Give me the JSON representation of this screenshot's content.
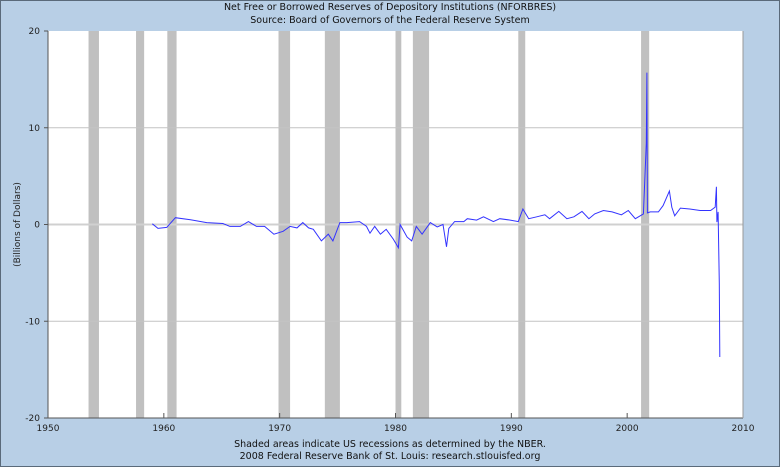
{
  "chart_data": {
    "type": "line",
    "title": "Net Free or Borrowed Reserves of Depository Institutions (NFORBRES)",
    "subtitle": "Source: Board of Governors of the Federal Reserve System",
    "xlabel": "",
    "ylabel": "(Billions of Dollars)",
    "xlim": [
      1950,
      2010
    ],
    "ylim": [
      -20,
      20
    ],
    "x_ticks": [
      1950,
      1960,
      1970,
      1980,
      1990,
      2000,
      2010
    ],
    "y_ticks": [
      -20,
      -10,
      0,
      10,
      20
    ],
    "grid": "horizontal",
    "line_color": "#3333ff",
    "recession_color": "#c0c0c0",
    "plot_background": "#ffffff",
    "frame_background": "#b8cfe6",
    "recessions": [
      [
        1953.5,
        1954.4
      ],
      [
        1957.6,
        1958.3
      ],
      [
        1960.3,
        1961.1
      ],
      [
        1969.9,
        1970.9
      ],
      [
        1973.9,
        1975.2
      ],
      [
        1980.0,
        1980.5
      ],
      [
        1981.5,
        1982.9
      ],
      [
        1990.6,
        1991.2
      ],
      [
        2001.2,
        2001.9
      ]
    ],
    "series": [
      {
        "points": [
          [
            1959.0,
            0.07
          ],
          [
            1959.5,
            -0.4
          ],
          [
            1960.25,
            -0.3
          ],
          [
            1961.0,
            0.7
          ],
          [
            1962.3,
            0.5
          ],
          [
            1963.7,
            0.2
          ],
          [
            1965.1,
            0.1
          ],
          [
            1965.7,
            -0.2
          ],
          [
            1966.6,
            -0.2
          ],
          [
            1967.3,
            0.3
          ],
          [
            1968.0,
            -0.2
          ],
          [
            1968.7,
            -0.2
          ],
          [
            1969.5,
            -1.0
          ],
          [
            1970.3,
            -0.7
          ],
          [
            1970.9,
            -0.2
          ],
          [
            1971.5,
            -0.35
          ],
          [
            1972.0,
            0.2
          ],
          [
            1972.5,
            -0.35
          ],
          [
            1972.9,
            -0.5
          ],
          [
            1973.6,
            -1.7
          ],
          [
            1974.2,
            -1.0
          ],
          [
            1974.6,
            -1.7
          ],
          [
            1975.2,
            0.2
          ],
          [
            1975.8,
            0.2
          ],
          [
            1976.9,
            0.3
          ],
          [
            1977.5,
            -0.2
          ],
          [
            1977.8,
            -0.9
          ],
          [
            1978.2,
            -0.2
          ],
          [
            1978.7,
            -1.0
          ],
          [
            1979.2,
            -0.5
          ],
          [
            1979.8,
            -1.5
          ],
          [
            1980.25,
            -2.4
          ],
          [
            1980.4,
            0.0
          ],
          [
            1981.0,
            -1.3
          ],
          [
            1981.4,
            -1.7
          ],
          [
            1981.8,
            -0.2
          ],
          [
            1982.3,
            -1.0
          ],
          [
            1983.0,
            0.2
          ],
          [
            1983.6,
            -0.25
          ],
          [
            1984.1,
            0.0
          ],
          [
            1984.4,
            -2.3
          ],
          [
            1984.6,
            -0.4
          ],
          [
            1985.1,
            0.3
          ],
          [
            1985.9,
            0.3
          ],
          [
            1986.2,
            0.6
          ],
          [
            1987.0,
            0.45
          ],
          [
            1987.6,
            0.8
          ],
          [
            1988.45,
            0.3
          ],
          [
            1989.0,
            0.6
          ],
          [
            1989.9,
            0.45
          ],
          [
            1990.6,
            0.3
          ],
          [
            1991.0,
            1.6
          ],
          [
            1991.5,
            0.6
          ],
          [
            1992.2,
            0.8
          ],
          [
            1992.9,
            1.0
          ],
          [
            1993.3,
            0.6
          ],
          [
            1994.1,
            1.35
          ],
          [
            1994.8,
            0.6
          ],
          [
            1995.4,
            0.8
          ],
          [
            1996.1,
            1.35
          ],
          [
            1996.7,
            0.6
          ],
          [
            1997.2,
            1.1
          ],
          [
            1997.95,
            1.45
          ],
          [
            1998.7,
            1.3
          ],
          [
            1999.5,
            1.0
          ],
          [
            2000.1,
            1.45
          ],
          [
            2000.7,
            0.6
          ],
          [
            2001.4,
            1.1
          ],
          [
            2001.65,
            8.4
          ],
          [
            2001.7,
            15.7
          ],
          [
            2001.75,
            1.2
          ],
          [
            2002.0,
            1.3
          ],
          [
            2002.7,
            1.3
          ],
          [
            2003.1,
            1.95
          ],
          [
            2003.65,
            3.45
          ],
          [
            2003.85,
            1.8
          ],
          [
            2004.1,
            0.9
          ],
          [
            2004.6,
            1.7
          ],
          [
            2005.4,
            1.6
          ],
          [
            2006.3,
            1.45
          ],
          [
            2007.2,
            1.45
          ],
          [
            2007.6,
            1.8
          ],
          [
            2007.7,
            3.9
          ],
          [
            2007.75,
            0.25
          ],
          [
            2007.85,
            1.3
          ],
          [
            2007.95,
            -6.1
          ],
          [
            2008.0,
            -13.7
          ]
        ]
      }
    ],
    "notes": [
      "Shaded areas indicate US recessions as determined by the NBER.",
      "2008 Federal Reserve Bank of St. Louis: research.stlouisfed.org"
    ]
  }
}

----------

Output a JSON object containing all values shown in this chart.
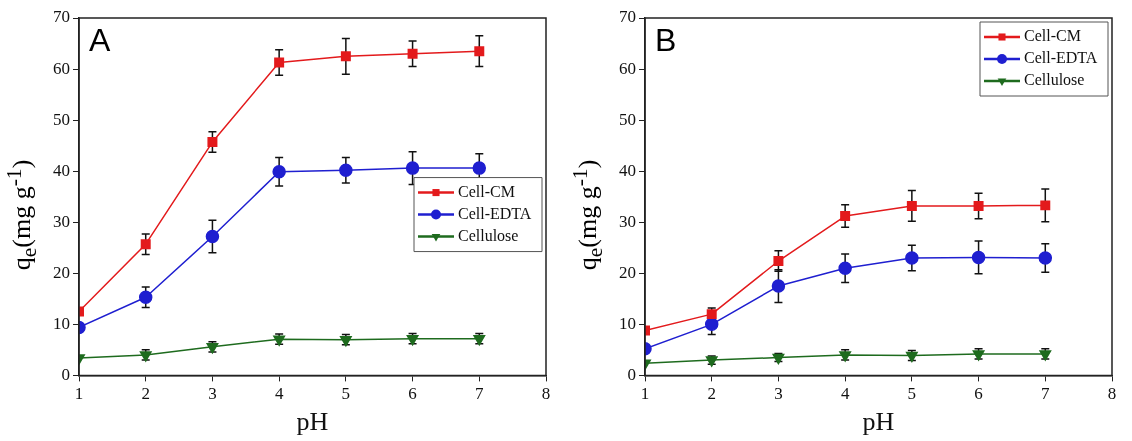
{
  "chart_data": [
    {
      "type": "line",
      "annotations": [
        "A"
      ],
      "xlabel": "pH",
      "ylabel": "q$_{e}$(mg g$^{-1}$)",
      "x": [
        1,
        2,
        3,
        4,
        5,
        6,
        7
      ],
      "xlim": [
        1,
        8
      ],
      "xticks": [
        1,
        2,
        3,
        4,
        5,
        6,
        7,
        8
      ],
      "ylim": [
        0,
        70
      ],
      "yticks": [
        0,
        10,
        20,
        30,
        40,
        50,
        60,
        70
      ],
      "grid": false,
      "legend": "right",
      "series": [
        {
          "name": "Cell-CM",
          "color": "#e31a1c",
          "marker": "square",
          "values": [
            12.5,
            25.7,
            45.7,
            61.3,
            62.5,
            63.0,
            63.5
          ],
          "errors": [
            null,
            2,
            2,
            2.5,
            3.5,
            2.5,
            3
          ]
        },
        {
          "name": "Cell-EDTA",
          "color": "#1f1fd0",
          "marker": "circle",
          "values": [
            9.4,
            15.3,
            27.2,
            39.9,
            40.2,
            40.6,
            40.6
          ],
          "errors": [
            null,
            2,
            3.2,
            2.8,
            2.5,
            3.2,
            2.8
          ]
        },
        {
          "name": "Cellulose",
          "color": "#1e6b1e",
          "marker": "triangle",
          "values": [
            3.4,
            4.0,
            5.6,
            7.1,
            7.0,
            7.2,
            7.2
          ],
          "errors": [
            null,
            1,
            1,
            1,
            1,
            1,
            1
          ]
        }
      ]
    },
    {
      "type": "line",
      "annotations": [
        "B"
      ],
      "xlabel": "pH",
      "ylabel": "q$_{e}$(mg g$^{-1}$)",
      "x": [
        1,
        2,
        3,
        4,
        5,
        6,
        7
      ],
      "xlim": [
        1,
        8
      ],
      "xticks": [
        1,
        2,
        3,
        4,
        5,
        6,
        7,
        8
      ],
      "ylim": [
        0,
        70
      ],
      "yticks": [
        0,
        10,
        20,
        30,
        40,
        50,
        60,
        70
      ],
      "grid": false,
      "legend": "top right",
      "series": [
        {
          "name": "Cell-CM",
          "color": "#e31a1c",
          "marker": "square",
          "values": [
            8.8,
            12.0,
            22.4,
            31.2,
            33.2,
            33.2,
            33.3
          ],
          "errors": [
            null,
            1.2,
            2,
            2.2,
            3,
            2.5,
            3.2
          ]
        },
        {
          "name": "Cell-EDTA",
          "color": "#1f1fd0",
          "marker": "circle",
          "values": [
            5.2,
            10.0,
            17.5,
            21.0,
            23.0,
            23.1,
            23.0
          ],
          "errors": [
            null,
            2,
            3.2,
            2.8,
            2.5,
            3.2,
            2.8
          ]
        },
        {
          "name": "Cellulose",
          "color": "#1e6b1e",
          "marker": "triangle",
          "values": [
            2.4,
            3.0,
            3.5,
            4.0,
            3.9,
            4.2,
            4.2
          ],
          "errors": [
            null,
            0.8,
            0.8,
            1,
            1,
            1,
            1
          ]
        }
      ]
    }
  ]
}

----------

REQUIRED TASK
Copy each line of the preceding data that contains the string "JSON".

RESPONSE FOR THIS EXERCISE
Give me the JSON representation of this screenshot's content.
Output a JSON object containing all values shown in this chart.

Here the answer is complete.